[Stated exercise]
Look for the string "triangle" and copy every line that has it.

(Chart and figure data)
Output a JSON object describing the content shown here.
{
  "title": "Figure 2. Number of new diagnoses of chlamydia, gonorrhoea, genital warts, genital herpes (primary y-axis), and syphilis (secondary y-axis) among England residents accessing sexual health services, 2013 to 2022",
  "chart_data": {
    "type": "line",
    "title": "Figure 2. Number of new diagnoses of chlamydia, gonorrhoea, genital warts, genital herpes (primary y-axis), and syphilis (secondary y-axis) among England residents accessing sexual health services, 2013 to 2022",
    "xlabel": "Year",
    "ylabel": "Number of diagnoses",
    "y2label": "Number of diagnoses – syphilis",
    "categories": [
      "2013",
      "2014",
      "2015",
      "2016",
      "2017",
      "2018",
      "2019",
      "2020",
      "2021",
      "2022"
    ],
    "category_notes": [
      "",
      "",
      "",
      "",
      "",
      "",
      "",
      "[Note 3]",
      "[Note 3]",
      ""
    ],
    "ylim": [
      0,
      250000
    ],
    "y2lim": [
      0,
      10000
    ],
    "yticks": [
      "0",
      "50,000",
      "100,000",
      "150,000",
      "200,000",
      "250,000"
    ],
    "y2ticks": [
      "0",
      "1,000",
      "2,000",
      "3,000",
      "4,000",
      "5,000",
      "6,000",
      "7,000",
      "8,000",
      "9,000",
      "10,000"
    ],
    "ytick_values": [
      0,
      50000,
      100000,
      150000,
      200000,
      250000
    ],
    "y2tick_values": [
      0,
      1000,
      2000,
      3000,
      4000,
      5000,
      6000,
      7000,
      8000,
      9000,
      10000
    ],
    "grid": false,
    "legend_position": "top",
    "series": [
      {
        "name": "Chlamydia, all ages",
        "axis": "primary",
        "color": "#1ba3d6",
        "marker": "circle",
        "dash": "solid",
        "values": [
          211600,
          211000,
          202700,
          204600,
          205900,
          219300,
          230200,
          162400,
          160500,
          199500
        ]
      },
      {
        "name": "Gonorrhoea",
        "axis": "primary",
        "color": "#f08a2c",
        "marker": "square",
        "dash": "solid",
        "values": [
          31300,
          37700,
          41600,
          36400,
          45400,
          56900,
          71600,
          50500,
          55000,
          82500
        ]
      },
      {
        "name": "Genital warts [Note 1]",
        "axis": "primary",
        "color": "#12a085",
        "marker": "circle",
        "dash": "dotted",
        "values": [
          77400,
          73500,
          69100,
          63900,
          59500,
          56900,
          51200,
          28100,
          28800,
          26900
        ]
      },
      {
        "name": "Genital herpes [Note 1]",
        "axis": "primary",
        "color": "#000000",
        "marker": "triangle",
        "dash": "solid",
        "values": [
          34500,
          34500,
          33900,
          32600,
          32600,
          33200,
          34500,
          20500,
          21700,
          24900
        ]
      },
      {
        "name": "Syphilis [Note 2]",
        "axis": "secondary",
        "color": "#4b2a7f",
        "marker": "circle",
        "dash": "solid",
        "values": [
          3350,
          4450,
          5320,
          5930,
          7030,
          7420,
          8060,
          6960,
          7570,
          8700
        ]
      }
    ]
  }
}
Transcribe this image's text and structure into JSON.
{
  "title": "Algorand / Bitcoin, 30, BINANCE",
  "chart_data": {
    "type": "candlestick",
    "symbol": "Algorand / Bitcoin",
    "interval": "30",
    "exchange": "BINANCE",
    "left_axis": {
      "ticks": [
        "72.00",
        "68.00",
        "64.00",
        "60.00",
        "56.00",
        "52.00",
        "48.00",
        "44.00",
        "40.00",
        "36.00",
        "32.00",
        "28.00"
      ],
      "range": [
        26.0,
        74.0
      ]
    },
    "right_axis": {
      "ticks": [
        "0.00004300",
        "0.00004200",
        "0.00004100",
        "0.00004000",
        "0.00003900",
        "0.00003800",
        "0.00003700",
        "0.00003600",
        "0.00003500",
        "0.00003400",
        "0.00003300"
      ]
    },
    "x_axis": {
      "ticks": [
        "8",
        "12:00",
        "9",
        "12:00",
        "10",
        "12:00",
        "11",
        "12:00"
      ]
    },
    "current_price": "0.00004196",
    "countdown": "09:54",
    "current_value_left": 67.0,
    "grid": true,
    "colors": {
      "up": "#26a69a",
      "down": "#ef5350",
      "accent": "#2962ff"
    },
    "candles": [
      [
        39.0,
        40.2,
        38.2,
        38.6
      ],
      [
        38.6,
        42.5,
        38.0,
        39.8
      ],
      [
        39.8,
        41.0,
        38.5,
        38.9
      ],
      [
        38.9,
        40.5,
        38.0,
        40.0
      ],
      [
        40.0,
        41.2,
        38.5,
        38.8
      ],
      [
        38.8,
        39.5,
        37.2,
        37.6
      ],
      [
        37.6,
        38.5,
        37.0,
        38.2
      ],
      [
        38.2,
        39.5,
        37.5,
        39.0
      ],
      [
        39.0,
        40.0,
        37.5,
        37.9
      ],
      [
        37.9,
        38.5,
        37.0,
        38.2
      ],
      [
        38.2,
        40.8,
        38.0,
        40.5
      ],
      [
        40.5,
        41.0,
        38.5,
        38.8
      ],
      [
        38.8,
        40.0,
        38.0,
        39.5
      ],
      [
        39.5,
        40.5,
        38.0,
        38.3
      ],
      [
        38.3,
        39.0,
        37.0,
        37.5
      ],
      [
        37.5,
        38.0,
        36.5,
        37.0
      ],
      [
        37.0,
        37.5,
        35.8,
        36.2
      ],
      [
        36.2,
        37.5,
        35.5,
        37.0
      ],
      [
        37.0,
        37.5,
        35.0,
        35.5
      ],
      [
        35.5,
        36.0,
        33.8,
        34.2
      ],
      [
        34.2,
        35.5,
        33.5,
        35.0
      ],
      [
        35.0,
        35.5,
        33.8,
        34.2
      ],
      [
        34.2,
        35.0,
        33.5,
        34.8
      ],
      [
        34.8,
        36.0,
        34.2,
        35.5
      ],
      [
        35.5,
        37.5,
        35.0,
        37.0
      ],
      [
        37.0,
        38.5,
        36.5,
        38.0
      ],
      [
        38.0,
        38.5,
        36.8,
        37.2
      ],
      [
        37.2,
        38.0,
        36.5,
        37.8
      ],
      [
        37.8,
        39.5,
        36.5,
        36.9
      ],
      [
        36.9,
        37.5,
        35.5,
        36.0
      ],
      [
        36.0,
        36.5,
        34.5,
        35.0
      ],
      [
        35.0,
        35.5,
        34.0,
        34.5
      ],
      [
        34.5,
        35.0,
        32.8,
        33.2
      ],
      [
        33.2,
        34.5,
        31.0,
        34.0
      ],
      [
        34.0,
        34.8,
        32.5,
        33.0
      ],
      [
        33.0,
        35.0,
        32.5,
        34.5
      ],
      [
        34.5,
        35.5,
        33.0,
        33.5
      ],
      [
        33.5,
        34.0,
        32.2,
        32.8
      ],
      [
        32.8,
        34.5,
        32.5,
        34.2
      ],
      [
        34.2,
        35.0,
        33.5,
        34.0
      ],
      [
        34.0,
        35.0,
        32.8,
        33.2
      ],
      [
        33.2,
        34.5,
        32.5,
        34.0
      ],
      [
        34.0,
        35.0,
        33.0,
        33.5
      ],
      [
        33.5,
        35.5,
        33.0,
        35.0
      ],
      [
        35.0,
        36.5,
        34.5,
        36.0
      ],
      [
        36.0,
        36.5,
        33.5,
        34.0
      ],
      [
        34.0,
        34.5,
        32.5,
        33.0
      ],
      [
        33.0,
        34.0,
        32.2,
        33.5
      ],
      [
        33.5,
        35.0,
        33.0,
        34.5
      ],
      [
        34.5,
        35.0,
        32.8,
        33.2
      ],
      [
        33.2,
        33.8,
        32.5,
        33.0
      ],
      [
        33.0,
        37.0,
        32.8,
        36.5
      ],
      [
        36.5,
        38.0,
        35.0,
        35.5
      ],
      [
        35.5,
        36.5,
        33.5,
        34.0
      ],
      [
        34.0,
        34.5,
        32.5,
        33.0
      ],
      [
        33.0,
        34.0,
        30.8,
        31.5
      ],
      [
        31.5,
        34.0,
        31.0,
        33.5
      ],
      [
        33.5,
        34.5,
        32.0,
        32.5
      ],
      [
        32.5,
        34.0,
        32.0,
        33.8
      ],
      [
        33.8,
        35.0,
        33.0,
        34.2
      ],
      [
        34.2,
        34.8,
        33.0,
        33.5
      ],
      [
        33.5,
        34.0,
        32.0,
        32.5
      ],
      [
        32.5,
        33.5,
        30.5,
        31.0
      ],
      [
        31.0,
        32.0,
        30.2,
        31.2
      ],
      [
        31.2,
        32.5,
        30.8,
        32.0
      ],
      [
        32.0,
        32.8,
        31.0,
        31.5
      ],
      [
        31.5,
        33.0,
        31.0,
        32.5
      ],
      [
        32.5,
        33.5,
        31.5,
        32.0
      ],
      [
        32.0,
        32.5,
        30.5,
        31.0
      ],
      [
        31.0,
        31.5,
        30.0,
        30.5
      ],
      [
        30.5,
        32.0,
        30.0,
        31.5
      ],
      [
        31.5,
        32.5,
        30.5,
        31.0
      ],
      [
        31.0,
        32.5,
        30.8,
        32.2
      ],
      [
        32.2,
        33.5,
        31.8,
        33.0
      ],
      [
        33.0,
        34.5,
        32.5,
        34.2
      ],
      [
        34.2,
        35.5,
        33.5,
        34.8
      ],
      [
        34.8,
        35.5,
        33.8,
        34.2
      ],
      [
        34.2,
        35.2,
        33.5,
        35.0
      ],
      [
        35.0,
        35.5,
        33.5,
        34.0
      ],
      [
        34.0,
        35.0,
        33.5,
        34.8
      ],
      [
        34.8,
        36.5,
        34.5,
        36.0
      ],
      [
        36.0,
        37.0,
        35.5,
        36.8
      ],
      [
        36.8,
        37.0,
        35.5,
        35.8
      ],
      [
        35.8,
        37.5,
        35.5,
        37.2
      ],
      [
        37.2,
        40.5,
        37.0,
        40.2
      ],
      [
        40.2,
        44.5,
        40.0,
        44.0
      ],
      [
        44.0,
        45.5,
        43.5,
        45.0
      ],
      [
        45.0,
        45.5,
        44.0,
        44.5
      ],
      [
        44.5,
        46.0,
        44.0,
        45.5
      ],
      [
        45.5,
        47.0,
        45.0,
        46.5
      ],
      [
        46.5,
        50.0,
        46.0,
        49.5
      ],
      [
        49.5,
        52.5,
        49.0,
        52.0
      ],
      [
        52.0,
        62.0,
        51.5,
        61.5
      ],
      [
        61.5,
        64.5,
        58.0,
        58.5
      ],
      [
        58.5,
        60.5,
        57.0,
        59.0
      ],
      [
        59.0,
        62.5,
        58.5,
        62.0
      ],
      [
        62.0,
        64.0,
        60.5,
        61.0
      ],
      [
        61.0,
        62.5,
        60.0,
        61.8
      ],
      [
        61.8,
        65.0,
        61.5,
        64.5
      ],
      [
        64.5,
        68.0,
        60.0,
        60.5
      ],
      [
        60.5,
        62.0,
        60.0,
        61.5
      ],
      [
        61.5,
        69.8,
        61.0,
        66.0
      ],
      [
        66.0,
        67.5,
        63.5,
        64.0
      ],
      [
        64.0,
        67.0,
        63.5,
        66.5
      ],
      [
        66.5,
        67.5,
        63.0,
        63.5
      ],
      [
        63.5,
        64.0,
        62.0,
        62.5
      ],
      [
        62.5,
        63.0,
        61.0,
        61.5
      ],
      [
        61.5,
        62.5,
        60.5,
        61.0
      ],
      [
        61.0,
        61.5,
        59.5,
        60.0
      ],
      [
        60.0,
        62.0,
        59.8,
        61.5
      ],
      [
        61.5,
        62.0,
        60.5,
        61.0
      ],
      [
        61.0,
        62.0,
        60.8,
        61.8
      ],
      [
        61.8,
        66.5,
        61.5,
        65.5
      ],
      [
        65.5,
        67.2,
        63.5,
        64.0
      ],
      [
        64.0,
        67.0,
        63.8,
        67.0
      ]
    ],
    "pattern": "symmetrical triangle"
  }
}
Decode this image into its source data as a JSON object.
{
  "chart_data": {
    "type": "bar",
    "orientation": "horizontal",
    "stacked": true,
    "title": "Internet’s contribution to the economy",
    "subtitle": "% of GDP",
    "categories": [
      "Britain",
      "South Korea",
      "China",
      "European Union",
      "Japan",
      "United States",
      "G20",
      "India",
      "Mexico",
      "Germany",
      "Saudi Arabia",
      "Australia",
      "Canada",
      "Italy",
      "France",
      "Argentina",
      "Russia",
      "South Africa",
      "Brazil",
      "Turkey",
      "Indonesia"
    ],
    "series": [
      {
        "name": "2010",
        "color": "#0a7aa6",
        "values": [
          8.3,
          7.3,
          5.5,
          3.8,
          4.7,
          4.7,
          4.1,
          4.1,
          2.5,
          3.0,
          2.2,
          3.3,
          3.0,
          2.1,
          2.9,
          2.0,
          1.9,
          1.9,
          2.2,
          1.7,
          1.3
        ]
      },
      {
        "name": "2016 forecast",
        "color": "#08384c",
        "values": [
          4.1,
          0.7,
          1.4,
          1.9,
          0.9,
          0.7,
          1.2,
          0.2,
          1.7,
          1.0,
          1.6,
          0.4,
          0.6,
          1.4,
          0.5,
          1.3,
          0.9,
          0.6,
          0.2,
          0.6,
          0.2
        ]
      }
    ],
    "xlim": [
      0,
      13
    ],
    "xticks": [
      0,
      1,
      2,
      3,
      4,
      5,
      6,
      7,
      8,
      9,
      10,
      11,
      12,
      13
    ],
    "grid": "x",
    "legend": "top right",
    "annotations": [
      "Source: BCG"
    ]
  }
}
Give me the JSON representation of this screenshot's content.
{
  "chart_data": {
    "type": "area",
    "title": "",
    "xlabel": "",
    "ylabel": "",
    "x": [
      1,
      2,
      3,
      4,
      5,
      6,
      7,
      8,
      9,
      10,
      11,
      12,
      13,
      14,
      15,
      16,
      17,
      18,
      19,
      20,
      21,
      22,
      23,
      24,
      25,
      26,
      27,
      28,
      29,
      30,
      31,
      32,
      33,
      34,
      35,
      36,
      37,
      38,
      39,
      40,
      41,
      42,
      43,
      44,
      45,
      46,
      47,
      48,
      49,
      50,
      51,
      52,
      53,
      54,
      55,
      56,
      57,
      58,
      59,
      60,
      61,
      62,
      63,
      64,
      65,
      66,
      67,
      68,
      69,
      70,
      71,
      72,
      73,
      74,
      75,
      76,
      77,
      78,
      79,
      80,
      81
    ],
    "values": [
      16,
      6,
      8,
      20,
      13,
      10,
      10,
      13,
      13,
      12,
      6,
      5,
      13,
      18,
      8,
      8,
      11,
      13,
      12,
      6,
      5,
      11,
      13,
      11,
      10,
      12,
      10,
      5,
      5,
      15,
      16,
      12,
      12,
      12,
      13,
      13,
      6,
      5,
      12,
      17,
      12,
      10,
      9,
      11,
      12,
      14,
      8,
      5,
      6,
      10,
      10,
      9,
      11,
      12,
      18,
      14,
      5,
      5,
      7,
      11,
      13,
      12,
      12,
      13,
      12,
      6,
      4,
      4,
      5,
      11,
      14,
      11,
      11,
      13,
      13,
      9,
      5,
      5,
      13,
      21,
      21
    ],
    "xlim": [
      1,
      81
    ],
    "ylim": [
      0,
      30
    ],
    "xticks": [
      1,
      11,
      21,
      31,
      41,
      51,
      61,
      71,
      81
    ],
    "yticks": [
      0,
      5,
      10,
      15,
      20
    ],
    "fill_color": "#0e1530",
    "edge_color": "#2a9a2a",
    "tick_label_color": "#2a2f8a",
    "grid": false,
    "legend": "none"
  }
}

[In response]
        "marker": "triangle",
    "pattern": "symmetrical triangle"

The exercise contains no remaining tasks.